'''

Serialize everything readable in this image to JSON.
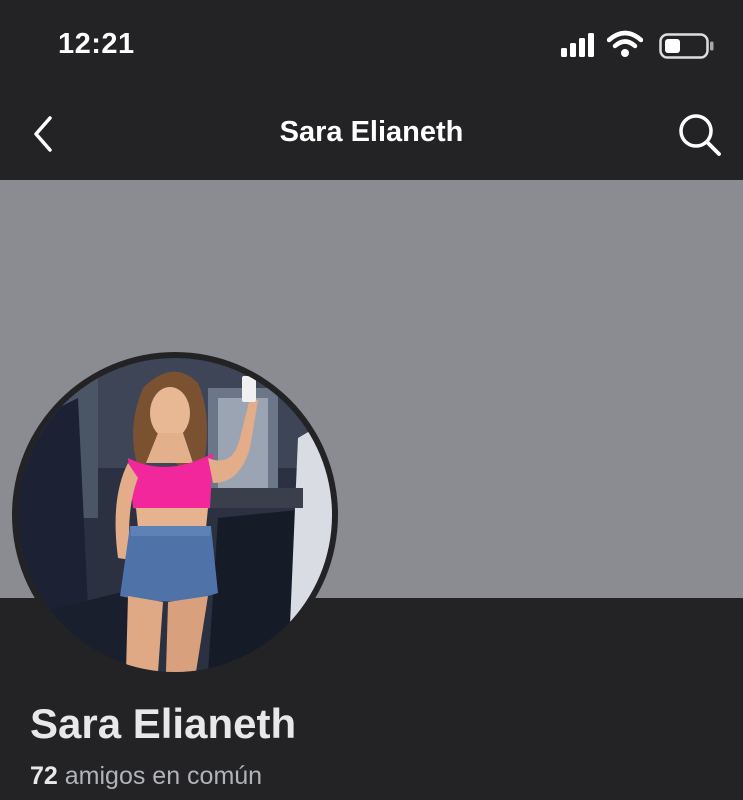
{
  "status_bar": {
    "time": "12:21",
    "signal_icon": "cellular-signal-icon",
    "wifi_icon": "wifi-icon",
    "battery_icon": "battery-icon"
  },
  "nav": {
    "title": "Sara Elianeth",
    "back_icon": "chevron-left-icon",
    "search_icon": "search-icon"
  },
  "profile": {
    "name": "Sara Elianeth",
    "mutual_friends_count": "72",
    "mutual_friends_text": " amigos en común"
  },
  "colors": {
    "background": "#232325",
    "cover": "#8a8c91",
    "text_primary": "#ffffff",
    "text_secondary": "#b0b3b8"
  }
}
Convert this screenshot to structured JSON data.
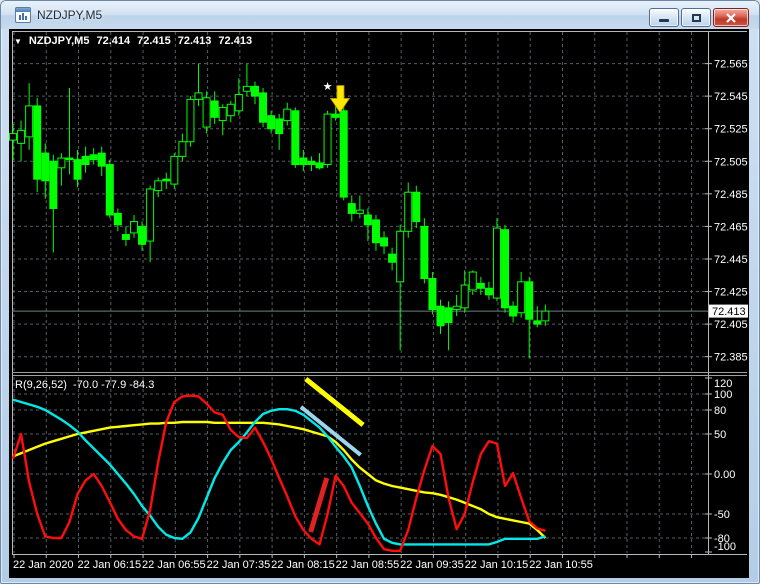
{
  "window": {
    "title": "NZDJPY,M5"
  },
  "icons": {
    "dropdown_glyph": "▼",
    "star_glyph": "★"
  },
  "chart_header": {
    "symbol": "NZDJPY,M5",
    "open": "72.414",
    "high": "72.415",
    "low": "72.413",
    "close": "72.413"
  },
  "price_axis": {
    "labels": [
      "72.565",
      "72.545",
      "72.525",
      "72.505",
      "72.485",
      "72.465",
      "72.445",
      "72.425",
      "72.405",
      "72.385"
    ],
    "current_price": "72.413"
  },
  "time_axis": {
    "labels": [
      "22 Jan 2020",
      "22 Jan 06:15",
      "22 Jan 06:55",
      "22 Jan 07:35",
      "22 Jan 08:15",
      "22 Jan 08:55",
      "22 Jan 09:35",
      "22 Jan 10:15",
      "22 Jan 10:55"
    ]
  },
  "indicator_header": {
    "name": "R(9,26,52)",
    "values": "-70.0 -77.9 -84.3"
  },
  "indicator_axis": {
    "labels": [
      "120",
      "100",
      "80",
      "50",
      "0.00",
      "-50",
      "-80",
      "-100"
    ],
    "gridline_values": [
      100,
      80,
      50,
      0,
      -50,
      -80
    ]
  },
  "colors": {
    "candle": "#00ff00",
    "bull_fill": "#000000",
    "wpr_fast": "#ff0d0d",
    "wpr_mid": "#00e8e8",
    "wpr_slow": "#ffff00",
    "annotation_yellow": "#ffff00",
    "annotation_blue": "#9cd6ee",
    "annotation_red": "#e02222",
    "star": "#ffff00",
    "arrow": "#ffe800",
    "grid": "#545e64",
    "frame": "#b6babd",
    "text": "#ffffff",
    "bid_line": "#708080",
    "badge_bg": "#ffffff",
    "badge_text": "#000000",
    "panel_bg": "#000000"
  },
  "chart_data": {
    "type": "candlestick_with_oscillator",
    "symbol": "NZDJPY",
    "timeframe": "M5",
    "price_axis_range": [
      72.385,
      72.565
    ],
    "price_gridline_step": 0.02,
    "oscillator_axis_range": [
      -100,
      120
    ],
    "candles": [
      [
        72.518,
        72.528,
        72.506,
        72.522
      ],
      [
        72.516,
        72.53,
        72.505,
        72.524
      ],
      [
        72.52,
        72.553,
        72.512,
        72.539
      ],
      [
        72.539,
        72.544,
        72.486,
        72.494
      ],
      [
        72.51,
        72.516,
        72.482,
        72.493
      ],
      [
        72.505,
        72.509,
        72.449,
        72.476
      ],
      [
        72.501,
        72.51,
        72.49,
        72.507
      ],
      [
        72.507,
        72.55,
        72.497,
        72.506
      ],
      [
        72.506,
        72.512,
        72.489,
        72.494
      ],
      [
        72.508,
        72.514,
        72.498,
        72.503
      ],
      [
        72.509,
        72.513,
        72.503,
        72.506
      ],
      [
        72.51,
        72.514,
        72.496,
        72.502
      ],
      [
        72.503,
        72.506,
        72.47,
        72.472
      ],
      [
        72.473,
        72.476,
        72.462,
        72.466
      ],
      [
        72.46,
        72.465,
        72.453,
        72.457
      ],
      [
        72.461,
        72.472,
        72.458,
        72.468
      ],
      [
        72.465,
        72.468,
        72.45,
        72.454
      ],
      [
        72.456,
        72.49,
        72.443,
        72.488
      ],
      [
        72.487,
        72.495,
        72.483,
        72.493
      ],
      [
        72.494,
        72.498,
        72.488,
        72.493
      ],
      [
        72.491,
        72.51,
        72.488,
        72.508
      ],
      [
        72.508,
        72.522,
        72.505,
        72.517
      ],
      [
        72.517,
        72.545,
        72.514,
        72.543
      ],
      [
        72.543,
        72.565,
        72.539,
        72.547
      ],
      [
        72.526,
        72.548,
        72.522,
        72.544
      ],
      [
        72.542,
        72.548,
        72.528,
        72.532
      ],
      [
        72.53,
        72.54,
        72.521,
        72.538
      ],
      [
        72.533,
        72.542,
        72.529,
        72.54
      ],
      [
        72.536,
        72.556,
        72.533,
        72.546
      ],
      [
        72.548,
        72.565,
        72.545,
        72.551
      ],
      [
        72.551,
        72.554,
        72.54,
        72.545
      ],
      [
        72.547,
        72.55,
        72.526,
        72.529
      ],
      [
        72.533,
        72.536,
        72.522,
        72.525
      ],
      [
        72.531,
        72.534,
        72.512,
        72.522
      ],
      [
        72.53,
        72.541,
        72.527,
        72.537
      ],
      [
        72.536,
        72.538,
        72.501,
        72.503
      ],
      [
        72.507,
        72.512,
        72.499,
        72.503
      ],
      [
        72.505,
        72.508,
        72.499,
        72.503
      ],
      [
        72.504,
        72.51,
        72.5,
        72.501
      ],
      [
        72.503,
        72.536,
        72.501,
        72.534
      ],
      [
        72.534,
        72.541,
        72.53,
        72.532
      ],
      [
        72.536,
        72.539,
        72.481,
        72.483
      ],
      [
        72.479,
        72.484,
        72.468,
        72.473
      ],
      [
        72.473,
        72.484,
        72.47,
        72.475
      ],
      [
        72.472,
        72.476,
        72.456,
        72.466
      ],
      [
        72.469,
        72.472,
        72.45,
        72.455
      ],
      [
        72.458,
        72.462,
        72.448,
        72.453
      ],
      [
        72.448,
        72.452,
        72.438,
        72.443
      ],
      [
        72.431,
        72.466,
        72.389,
        72.462
      ],
      [
        72.462,
        72.492,
        72.458,
        72.486
      ],
      [
        72.486,
        72.49,
        72.464,
        72.468
      ],
      [
        72.465,
        72.47,
        72.43,
        72.433
      ],
      [
        72.433,
        72.437,
        72.411,
        72.414
      ],
      [
        72.416,
        72.42,
        72.399,
        72.404
      ],
      [
        72.415,
        72.419,
        72.389,
        72.406
      ],
      [
        72.414,
        72.423,
        72.41,
        72.416
      ],
      [
        72.415,
        72.438,
        72.412,
        72.429
      ],
      [
        72.426,
        72.438,
        72.423,
        72.437
      ],
      [
        72.43,
        72.434,
        72.423,
        72.427
      ],
      [
        72.427,
        72.431,
        72.42,
        72.423
      ],
      [
        72.421,
        72.47,
        72.419,
        72.464
      ],
      [
        72.463,
        72.466,
        72.412,
        72.415
      ],
      [
        72.416,
        72.419,
        72.406,
        72.41
      ],
      [
        72.412,
        72.437,
        72.409,
        72.431
      ],
      [
        72.431,
        72.434,
        72.384,
        72.408
      ],
      [
        72.407,
        72.416,
        72.403,
        72.405
      ],
      [
        72.407,
        72.417,
        72.404,
        72.413
      ]
    ],
    "oscillator": {
      "name": "R(9,26,52)",
      "series": [
        {
          "name": "slow-52",
          "color_key": "wpr_slow",
          "values": [
            22,
            26,
            30,
            34,
            38,
            41,
            44,
            47,
            50,
            52,
            54,
            56,
            58,
            59,
            60,
            61,
            62,
            63,
            63,
            64,
            64,
            65,
            65,
            65,
            65,
            64,
            64,
            64,
            64,
            64,
            64,
            64,
            63,
            62,
            60,
            58,
            56,
            53,
            50,
            47,
            40,
            30,
            18,
            8,
            0,
            -8,
            -12,
            -15,
            -17,
            -19,
            -21,
            -23,
            -24,
            -26,
            -29,
            -32,
            -36,
            -40,
            -44,
            -50,
            -54,
            -56,
            -58,
            -60,
            -62,
            -70,
            -80
          ]
        },
        {
          "name": "mid-26",
          "color_key": "wpr_mid",
          "values": [
            93,
            90,
            87,
            84,
            80,
            74,
            68,
            61,
            53,
            42,
            32,
            22,
            12,
            0,
            -12,
            -25,
            -40,
            -52,
            -66,
            -76,
            -80,
            -81,
            -73,
            -55,
            -30,
            -5,
            14,
            30,
            40,
            52,
            65,
            75,
            79,
            81,
            81,
            79,
            74,
            66,
            58,
            47,
            34,
            22,
            8,
            -15,
            -40,
            -62,
            -81,
            -86,
            -88,
            -88,
            -88,
            -88,
            -88,
            -88,
            -88,
            -88,
            -88,
            -88,
            -88,
            -88,
            -85,
            -81,
            -81,
            -81,
            -81,
            -81,
            -78
          ]
        },
        {
          "name": "fast-9",
          "color_key": "wpr_fast",
          "values": [
            19,
            50,
            -10,
            -50,
            -78,
            -80,
            -80,
            -60,
            -25,
            -8,
            0,
            -15,
            -35,
            -56,
            -70,
            -78,
            -81,
            -45,
            15,
            65,
            90,
            97,
            98,
            97,
            88,
            77,
            74,
            55,
            46,
            45,
            58,
            40,
            19,
            -5,
            -28,
            -53,
            -70,
            -81,
            -88,
            -50,
            -2,
            -15,
            -36,
            -49,
            -62,
            -80,
            -94,
            -96,
            -96,
            -70,
            -30,
            5,
            35,
            25,
            -30,
            -69,
            -50,
            -10,
            25,
            41,
            38,
            -15,
            1,
            -30,
            -59,
            -68,
            -71
          ]
        }
      ]
    },
    "annotations": {
      "star": {
        "bar": 39.5,
        "price": 72.553
      },
      "arrow": {
        "bar": 40.6,
        "price_top": 72.5515,
        "price_tip": 72.535
      },
      "trend_lines": [
        {
          "color_key": "annotation_yellow",
          "panel": "oscillator",
          "x1_bar": 36.3,
          "v1": 118.8,
          "x2_bar": 43.4,
          "v2": 61.3,
          "width": 5
        },
        {
          "color_key": "annotation_blue",
          "panel": "oscillator",
          "x1_bar": 35.7,
          "v1": 83.8,
          "x2_bar": 43.1,
          "v2": 23.8,
          "width": 4
        },
        {
          "color_key": "annotation_red",
          "panel": "oscillator",
          "x1_bar": 36.9,
          "v1": -72.5,
          "x2_bar": 38.9,
          "v2": -5,
          "width": 5
        }
      ]
    }
  }
}
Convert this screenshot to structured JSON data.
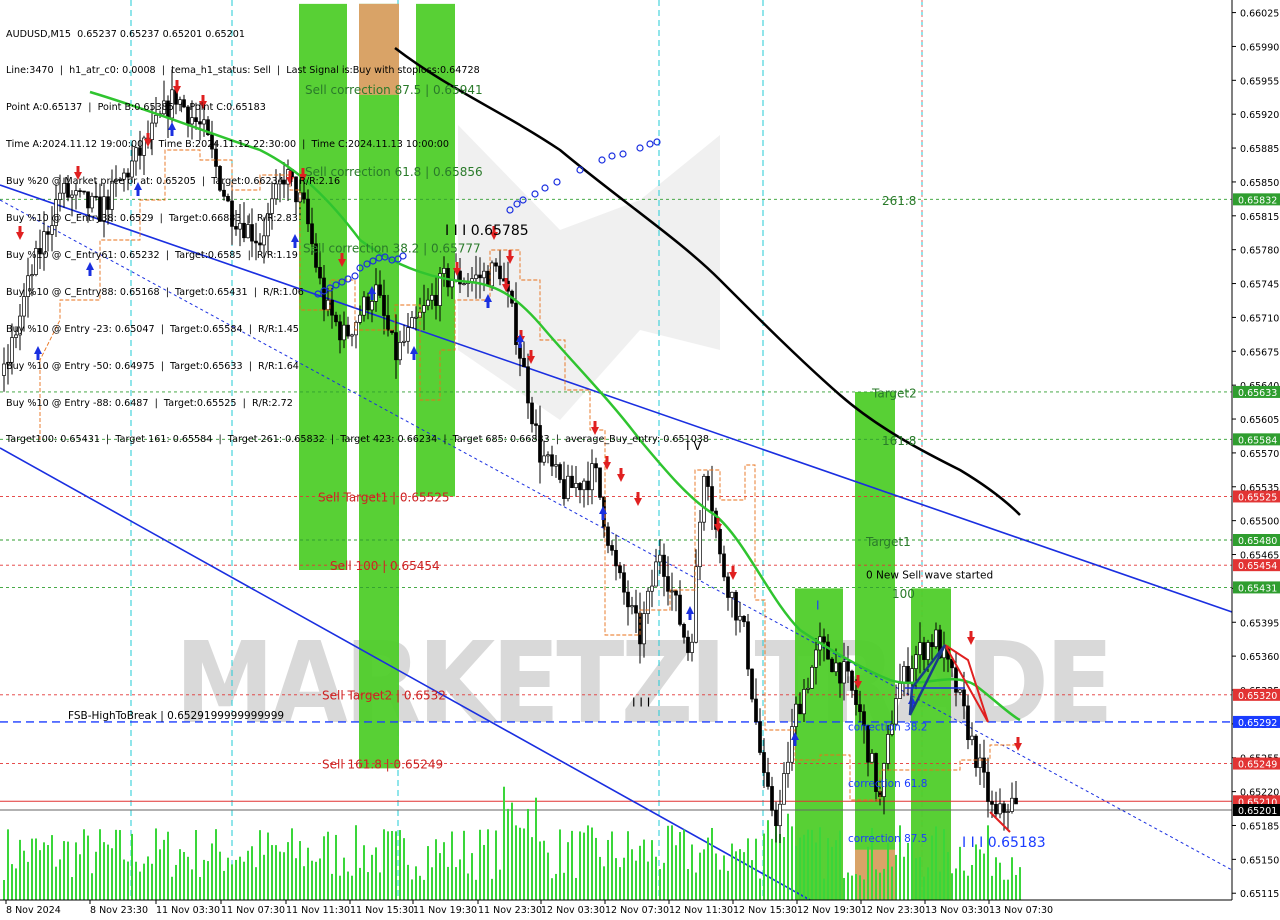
{
  "window": {
    "symbol_timeframe": "AUDUSD,M15",
    "ohlc": "0.65237 0.65237 0.65201 0.65201"
  },
  "info_lines": [
    "Line:3470  |  h1_atr_c0: 0.0008  |  tema_h1_status: Sell  |  Last Signal is:Buy with stoploss:0.64728",
    "Point A:0.65137  |  Point B:0.65385  |  Point C:0.65183",
    "Time A:2024.11.12 19:00:00  |  Time B:2024.11.12 22:30:00  |  Time C:2024.11.13 10:00:00",
    "Buy %20 @ Market price or at: 0.65205  |  Target:0.66234  |  R/R:2.16",
    "Buy %10 @ C_Entry38: 0.6529  |  Target:0.66883  |  R/R:2.83",
    "Buy %10 @ C_Entry61: 0.65232  |  Target:0.6585  |  R/R:1.19",
    "Buy %10 @ C_Entry88: 0.65168  |  Target:0.65431  |  R/R:1.06",
    "Buy %10 @ Entry -23: 0.65047  |  Target:0.65584  |  R/R:1.45",
    "Buy %10 @ Entry -50: 0.64975  |  Target:0.65633  |  R/R:1.64",
    "Buy %10 @ Entry -88: 0.6487  |  Target:0.65525  |  R/R:2.72",
    "Target100: 0.65431  |  Target 161: 0.65584  |  Target 261: 0.65832  |  Target 423: 0.66234  |  Target 685: 0.66883  |  average_Buy_entry: 0.651038"
  ],
  "chart_data": {
    "type": "candlestick",
    "symbol": "AUDUSD",
    "timeframe": "M15",
    "y_range": [
      0.65105,
      0.6603
    ],
    "y_ticks": [
      "0.66025",
      "0.65990",
      "0.65955",
      "0.65920",
      "0.65885",
      "0.65850",
      "0.65815",
      "0.65780",
      "0.65745",
      "0.65710",
      "0.65675",
      "0.65640",
      "0.65605",
      "0.65570",
      "0.65535",
      "0.65500",
      "0.65465",
      "0.65430",
      "0.65395",
      "0.65360",
      "0.65325",
      "0.65290",
      "0.65255",
      "0.65220",
      "0.65185",
      "0.65150",
      "0.65115"
    ],
    "x_ticks": [
      {
        "label": "8 Nov 2024",
        "x": 0
      },
      {
        "label": "8 Nov 23:30",
        "x": 1
      },
      {
        "label": "11 Nov 03:30",
        "x": 2
      },
      {
        "label": "11 Nov 07:30",
        "x": 3
      },
      {
        "label": "11 Nov 11:30",
        "x": 4
      },
      {
        "label": "11 Nov 15:30",
        "x": 5
      },
      {
        "label": "11 Nov 19:30",
        "x": 6
      },
      {
        "label": "11 Nov 23:30",
        "x": 7
      },
      {
        "label": "12 Nov 03:30",
        "x": 8
      },
      {
        "label": "12 Nov 07:30",
        "x": 9
      },
      {
        "label": "12 Nov 11:30",
        "x": 10
      },
      {
        "label": "12 Nov 15:30",
        "x": 11
      },
      {
        "label": "12 Nov 19:30",
        "x": 12
      },
      {
        "label": "12 Nov 23:30",
        "x": 13
      },
      {
        "label": "13 Nov 03:30",
        "x": 14
      },
      {
        "label": "13 Nov 07:30",
        "x": 15
      }
    ],
    "price_marks": [
      {
        "value": "0.65832",
        "price": 0.65832,
        "color": "#2f9e2f"
      },
      {
        "value": "0.65633",
        "price": 0.65633,
        "color": "#2f9e2f"
      },
      {
        "value": "0.65584",
        "price": 0.65584,
        "color": "#2f9e2f"
      },
      {
        "value": "0.65525",
        "price": 0.65525,
        "color": "#e23434"
      },
      {
        "value": "0.65480",
        "price": 0.6548,
        "color": "#2f9e2f"
      },
      {
        "value": "0.65454",
        "price": 0.65454,
        "color": "#e23434"
      },
      {
        "value": "0.65431",
        "price": 0.65431,
        "color": "#2f9e2f"
      },
      {
        "value": "0.65320",
        "price": 0.6532,
        "color": "#e23434"
      },
      {
        "value": "0.65292",
        "price": 0.65292,
        "color": "#1a3cff"
      },
      {
        "value": "0.65249",
        "price": 0.65249,
        "color": "#e23434"
      },
      {
        "value": "0.65210",
        "price": 0.6521,
        "color": "#e23434"
      },
      {
        "value": "0.65201",
        "price": 0.65201,
        "color": "#000000"
      }
    ],
    "level_labels": [
      {
        "text": "Sell correction 87.5 | 0.65941",
        "price": 0.65941,
        "color": "#2a7a2a"
      },
      {
        "text": "Sell correction 61.8 | 0.65856",
        "price": 0.65856,
        "color": "#2a7a2a"
      },
      {
        "text": "Sell correction 38.2 | 0.65777",
        "price": 0.65777,
        "color": "#2a7a2a"
      },
      {
        "text": "I I I 0.65785",
        "price": 0.65795,
        "color": "#000000"
      },
      {
        "text": "261.8",
        "price": 0.65826,
        "color": "#2a7a2a"
      },
      {
        "text": "Target2",
        "price": 0.65627,
        "color": "#2a7a2a"
      },
      {
        "text": "161.8",
        "price": 0.65578,
        "color": "#2a7a2a"
      },
      {
        "text": "Sell Target1 | 0.65525",
        "price": 0.6552,
        "color": "#cc2222"
      },
      {
        "text": "Target1",
        "price": 0.65474,
        "color": "#2a7a2a"
      },
      {
        "text": "Sell 100 | 0.65454",
        "price": 0.65449,
        "color": "#cc2222"
      },
      {
        "text": "0 New Sell wave started",
        "price": 0.6544,
        "color": "#000000"
      },
      {
        "text": "100",
        "price": 0.6542,
        "color": "#2a7a2a"
      },
      {
        "text": "Sell Target2 | 0.6532",
        "price": 0.65315,
        "color": "#cc2222"
      },
      {
        "text": "FSB-HighToBreak | 0.6529199999999999",
        "price": 0.65295,
        "color": "#000000"
      },
      {
        "text": "correction 38.2",
        "price": 0.65283,
        "color": "#1a3cff"
      },
      {
        "text": "Sell 161.8 | 0.65249",
        "price": 0.65244,
        "color": "#cc2222"
      },
      {
        "text": "correction 61.8",
        "price": 0.65225,
        "color": "#1a3cff"
      },
      {
        "text": "correction 87.5",
        "price": 0.65168,
        "color": "#1a3cff"
      },
      {
        "text": "I I I 0.65183",
        "price": 0.65163,
        "color": "#1a3cff"
      },
      {
        "text": "I V",
        "price": 0.65573,
        "color": "#000000"
      },
      {
        "text": "I I I",
        "price": 0.65308,
        "color": "#000000"
      },
      {
        "text": "I",
        "price": 0.65408,
        "color": "#1a3cff"
      }
    ],
    "watermark": "MARKETZI TRADE"
  }
}
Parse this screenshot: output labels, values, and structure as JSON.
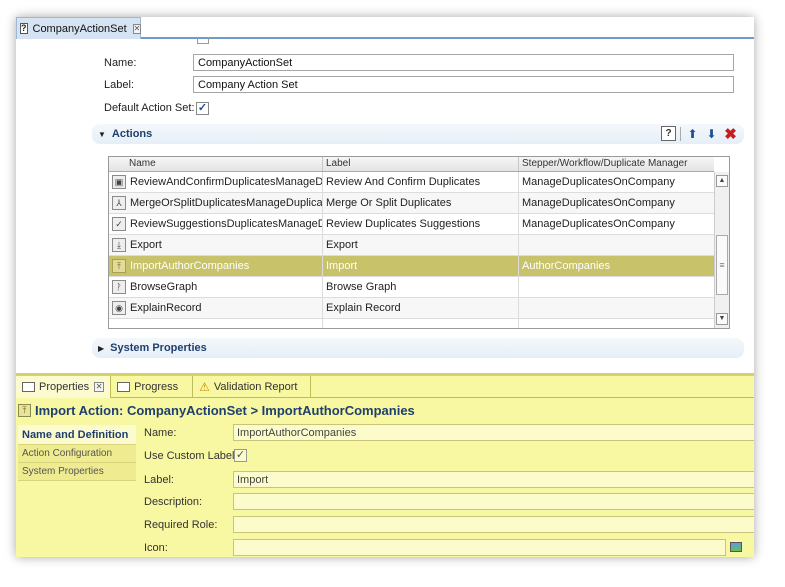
{
  "editor": {
    "tab_title": "CompanyActionSet",
    "tab_icon": "question-mark-icon",
    "form": {
      "name_label": "Name:",
      "name_value": "CompanyActionSet",
      "label_label": "Label:",
      "label_value": "Company Action Set",
      "default_label": "Default Action Set:",
      "default_checked": true
    },
    "actions": {
      "title": "Actions",
      "columns": [
        "Name",
        "Label",
        "Stepper/Workflow/Duplicate Manager"
      ],
      "rows": [
        {
          "icon": "person-card-icon",
          "name": "ReviewAndConfirmDuplicatesManageDup...",
          "label": "Review And Confirm Duplicates",
          "manager": "ManageDuplicatesOnCompany"
        },
        {
          "icon": "merge-split-icon",
          "name": "MergeOrSplitDuplicatesManageDuplicates...",
          "label": "Merge Or Split Duplicates",
          "manager": "ManageDuplicatesOnCompany"
        },
        {
          "icon": "review-check-icon",
          "name": "ReviewSuggestionsDuplicatesManageDup...",
          "label": "Review Duplicates Suggestions",
          "manager": "ManageDuplicatesOnCompany"
        },
        {
          "icon": "export-icon",
          "name": "Export",
          "label": "Export",
          "manager": ""
        },
        {
          "icon": "import-icon",
          "name": "ImportAuthorCompanies",
          "label": "Import",
          "manager": "AuthorCompanies",
          "selected": true
        },
        {
          "icon": "graph-icon",
          "name": "BrowseGraph",
          "label": "Browse Graph",
          "manager": ""
        },
        {
          "icon": "eye-icon",
          "name": "ExplainRecord",
          "label": "Explain Record",
          "manager": ""
        }
      ]
    },
    "system_properties_title": "System Properties"
  },
  "properties": {
    "tabs": [
      "Properties",
      "Progress",
      "Validation Report"
    ],
    "title": "Import Action: CompanyActionSet > ImportAuthorCompanies",
    "nav": [
      "Name and Definition",
      "Action Configuration",
      "System Properties"
    ],
    "fields": {
      "name_label": "Name:",
      "name_value": "ImportAuthorCompanies",
      "custom_label": "Use Custom Label:",
      "custom_checked": true,
      "label_label": "Label:",
      "label_value": "Import",
      "description_label": "Description:",
      "description_value": "",
      "role_label": "Required Role:",
      "role_value": "",
      "icon_label": "Icon:",
      "icon_value": ""
    }
  },
  "colors": {
    "selected_row": "#c8c36a",
    "properties_bg": "#f8f7a2",
    "section_title": "#1f3f6e"
  }
}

'''

YOUR OBJECTIVE >> State the number of lines in these entries that include the string "Sara". Provide nothing beyond that number.

EXERCISE OUTPUT >> 2